» **Short task**: From the listing below, extract each entry exactly as written, minus the images.

Dataset records:
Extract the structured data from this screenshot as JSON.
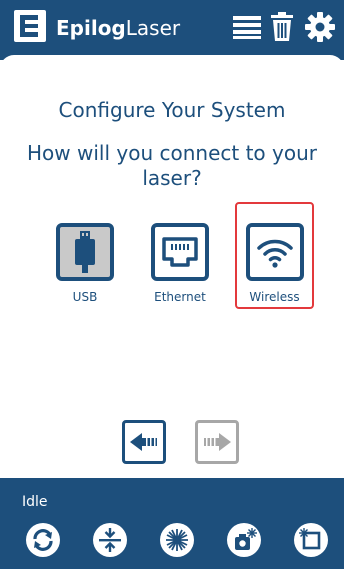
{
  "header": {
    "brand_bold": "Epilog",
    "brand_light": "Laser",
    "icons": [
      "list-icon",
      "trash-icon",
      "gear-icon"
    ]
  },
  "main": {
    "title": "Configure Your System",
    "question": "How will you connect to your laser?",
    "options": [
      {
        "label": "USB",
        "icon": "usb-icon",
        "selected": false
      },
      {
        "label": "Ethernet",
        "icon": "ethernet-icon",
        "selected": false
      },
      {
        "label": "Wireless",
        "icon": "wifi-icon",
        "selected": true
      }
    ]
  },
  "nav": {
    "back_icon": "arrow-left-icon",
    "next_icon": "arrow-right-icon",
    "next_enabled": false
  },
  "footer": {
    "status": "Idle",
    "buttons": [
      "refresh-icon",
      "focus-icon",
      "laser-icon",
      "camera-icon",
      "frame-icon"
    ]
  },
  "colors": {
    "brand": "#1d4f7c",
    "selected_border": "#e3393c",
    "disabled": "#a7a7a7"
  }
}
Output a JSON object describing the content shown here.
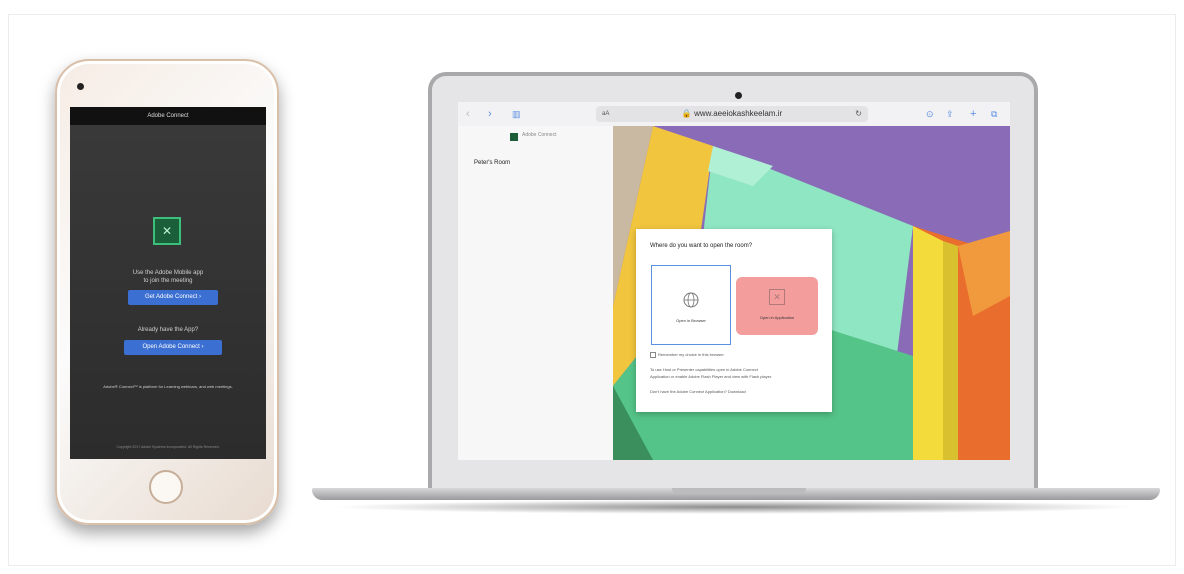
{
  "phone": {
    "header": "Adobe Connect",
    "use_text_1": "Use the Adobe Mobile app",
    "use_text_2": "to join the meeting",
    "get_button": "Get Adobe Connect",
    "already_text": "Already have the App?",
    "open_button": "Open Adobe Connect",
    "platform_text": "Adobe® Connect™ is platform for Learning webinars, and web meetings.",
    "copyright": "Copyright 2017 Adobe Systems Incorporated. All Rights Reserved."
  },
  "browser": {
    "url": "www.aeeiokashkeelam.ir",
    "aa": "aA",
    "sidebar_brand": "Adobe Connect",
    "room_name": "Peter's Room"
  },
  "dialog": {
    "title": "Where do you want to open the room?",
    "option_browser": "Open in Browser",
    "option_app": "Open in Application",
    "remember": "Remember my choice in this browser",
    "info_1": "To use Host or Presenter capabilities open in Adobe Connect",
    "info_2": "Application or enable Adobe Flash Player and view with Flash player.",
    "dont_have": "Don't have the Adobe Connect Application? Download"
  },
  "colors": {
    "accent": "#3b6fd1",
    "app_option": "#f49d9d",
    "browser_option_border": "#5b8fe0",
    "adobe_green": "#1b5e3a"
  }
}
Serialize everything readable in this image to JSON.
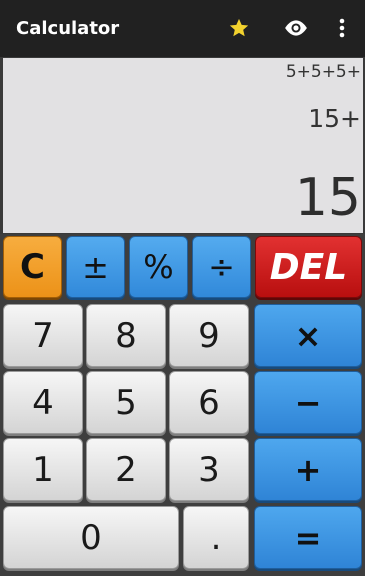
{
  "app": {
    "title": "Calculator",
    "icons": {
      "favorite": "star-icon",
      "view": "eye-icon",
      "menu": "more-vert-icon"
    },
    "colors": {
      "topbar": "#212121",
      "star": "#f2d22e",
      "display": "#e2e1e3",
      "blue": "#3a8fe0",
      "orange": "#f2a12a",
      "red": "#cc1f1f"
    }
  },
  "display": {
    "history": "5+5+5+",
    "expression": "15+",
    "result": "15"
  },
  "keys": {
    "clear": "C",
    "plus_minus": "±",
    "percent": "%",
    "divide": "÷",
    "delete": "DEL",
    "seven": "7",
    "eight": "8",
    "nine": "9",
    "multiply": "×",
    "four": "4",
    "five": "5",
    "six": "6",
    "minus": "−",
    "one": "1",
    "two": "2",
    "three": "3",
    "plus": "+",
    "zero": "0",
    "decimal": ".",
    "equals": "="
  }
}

» **Result of the exercise**:
Extract the structured data from this screenshot as JSON.
{
  "header": {
    "brand_bold": "Epilog",
    "brand_light": "Laser",
    "icons": [
      "list-icon",
      "trash-icon",
      "gear-icon"
    ]
  },
  "main": {
    "title": "Configure Your System",
    "question": "How will you connect to your laser?",
    "options": [
      {
        "label": "USB",
        "icon": "usb-icon",
        "selected": false
      },
      {
        "label": "Ethernet",
        "icon": "ethernet-icon",
        "selected": false
      },
      {
        "label": "Wireless",
        "icon": "wifi-icon",
        "selected": true
      }
    ]
  },
  "nav": {
    "back_icon": "arrow-left-icon",
    "next_icon": "arrow-right-icon",
    "next_enabled": false
  },
  "footer": {
    "status": "Idle",
    "buttons": [
      "refresh-icon",
      "focus-icon",
      "laser-icon",
      "camera-icon",
      "frame-icon"
    ]
  },
  "colors": {
    "brand": "#1d4f7c",
    "selected_border": "#e3393c",
    "disabled": "#a7a7a7"
  }
}
Output a JSON object describing the content shown here.
{
  "phone": {
    "header": "Adobe Connect",
    "use_text_1": "Use the Adobe Mobile app",
    "use_text_2": "to join the meeting",
    "get_button": "Get Adobe Connect",
    "already_text": "Already have the App?",
    "open_button": "Open Adobe Connect",
    "platform_text": "Adobe® Connect™ is platform for Learning webinars, and web meetings.",
    "copyright": "Copyright 2017 Adobe Systems Incorporated. All Rights Reserved."
  },
  "browser": {
    "url": "www.aeeiokashkeelam.ir",
    "aa": "aA",
    "sidebar_brand": "Adobe Connect",
    "room_name": "Peter's Room"
  },
  "dialog": {
    "title": "Where do you want to open the room?",
    "option_browser": "Open in Browser",
    "option_app": "Open in Application",
    "remember": "Remember my choice in this browser",
    "info_1": "To use Host or Presenter capabilities open in Adobe Connect",
    "info_2": "Application or enable Adobe Flash Player and view with Flash player.",
    "dont_have": "Don't have the Adobe Connect Application? Download"
  },
  "colors": {
    "accent": "#3b6fd1",
    "app_option": "#f49d9d",
    "browser_option_border": "#5b8fe0",
    "adobe_green": "#1b5e3a"
  }
}
Serialize everything readable in this image to JSON.
{
  "app": {
    "title": "Calculator",
    "icons": {
      "favorite": "star-icon",
      "view": "eye-icon",
      "menu": "more-vert-icon"
    },
    "colors": {
      "topbar": "#212121",
      "star": "#f2d22e",
      "display": "#e2e1e3",
      "blue": "#3a8fe0",
      "orange": "#f2a12a",
      "red": "#cc1f1f"
    }
  },
  "display": {
    "history": "5+5+5+",
    "expression": "15+",
    "result": "15"
  },
  "keys": {
    "clear": "C",
    "plus_minus": "±",
    "percent": "%",
    "divide": "÷",
    "delete": "DEL",
    "seven": "7",
    "eight": "8",
    "nine": "9",
    "multiply": "×",
    "four": "4",
    "five": "5",
    "six": "6",
    "minus": "−",
    "one": "1",
    "two": "2",
    "three": "3",
    "plus": "+",
    "zero": "0",
    "decimal": ".",
    "equals": "="
  }
}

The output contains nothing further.